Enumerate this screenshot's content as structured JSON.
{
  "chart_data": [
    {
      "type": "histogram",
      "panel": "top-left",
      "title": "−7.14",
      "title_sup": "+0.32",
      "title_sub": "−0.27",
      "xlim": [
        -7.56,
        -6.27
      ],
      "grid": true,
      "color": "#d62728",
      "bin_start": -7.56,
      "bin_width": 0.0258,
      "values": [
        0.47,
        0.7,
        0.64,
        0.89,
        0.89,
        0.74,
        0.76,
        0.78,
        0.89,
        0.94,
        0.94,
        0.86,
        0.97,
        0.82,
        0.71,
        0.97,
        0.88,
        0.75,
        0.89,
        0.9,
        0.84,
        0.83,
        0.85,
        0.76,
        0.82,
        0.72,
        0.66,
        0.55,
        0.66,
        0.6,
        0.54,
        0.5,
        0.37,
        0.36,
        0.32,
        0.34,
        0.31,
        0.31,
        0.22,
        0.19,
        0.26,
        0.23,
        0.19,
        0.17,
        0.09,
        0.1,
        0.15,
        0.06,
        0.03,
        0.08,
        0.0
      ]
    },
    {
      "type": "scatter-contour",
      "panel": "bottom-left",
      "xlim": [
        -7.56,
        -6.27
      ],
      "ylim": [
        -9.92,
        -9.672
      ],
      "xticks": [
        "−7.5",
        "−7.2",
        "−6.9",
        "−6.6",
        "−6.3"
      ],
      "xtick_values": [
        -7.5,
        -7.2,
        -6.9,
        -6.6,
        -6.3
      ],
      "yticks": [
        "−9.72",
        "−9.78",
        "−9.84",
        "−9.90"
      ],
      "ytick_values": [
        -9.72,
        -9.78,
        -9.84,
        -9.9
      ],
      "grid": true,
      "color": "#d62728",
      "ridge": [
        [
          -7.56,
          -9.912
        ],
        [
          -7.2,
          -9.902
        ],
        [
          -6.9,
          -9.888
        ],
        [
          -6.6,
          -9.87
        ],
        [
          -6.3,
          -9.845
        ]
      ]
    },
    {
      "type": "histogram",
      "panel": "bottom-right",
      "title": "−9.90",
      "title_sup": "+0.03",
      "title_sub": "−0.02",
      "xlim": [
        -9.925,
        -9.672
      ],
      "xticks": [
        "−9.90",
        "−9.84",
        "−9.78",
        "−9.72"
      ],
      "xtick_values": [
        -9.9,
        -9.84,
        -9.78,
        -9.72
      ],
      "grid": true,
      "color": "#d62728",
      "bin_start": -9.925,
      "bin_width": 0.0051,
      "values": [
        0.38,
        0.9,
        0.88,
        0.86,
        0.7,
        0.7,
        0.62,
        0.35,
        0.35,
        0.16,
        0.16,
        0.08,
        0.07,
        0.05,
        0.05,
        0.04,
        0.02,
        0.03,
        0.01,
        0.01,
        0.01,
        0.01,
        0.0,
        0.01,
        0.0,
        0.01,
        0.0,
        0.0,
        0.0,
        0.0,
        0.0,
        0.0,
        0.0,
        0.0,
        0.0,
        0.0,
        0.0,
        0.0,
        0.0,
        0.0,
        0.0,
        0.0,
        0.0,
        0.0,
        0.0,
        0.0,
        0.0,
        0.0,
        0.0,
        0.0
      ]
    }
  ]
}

> [Task to carry out] Check every line of the entries above for the word "panel" and report how many lines contain it, giving the number only.

> [Exercise result] 3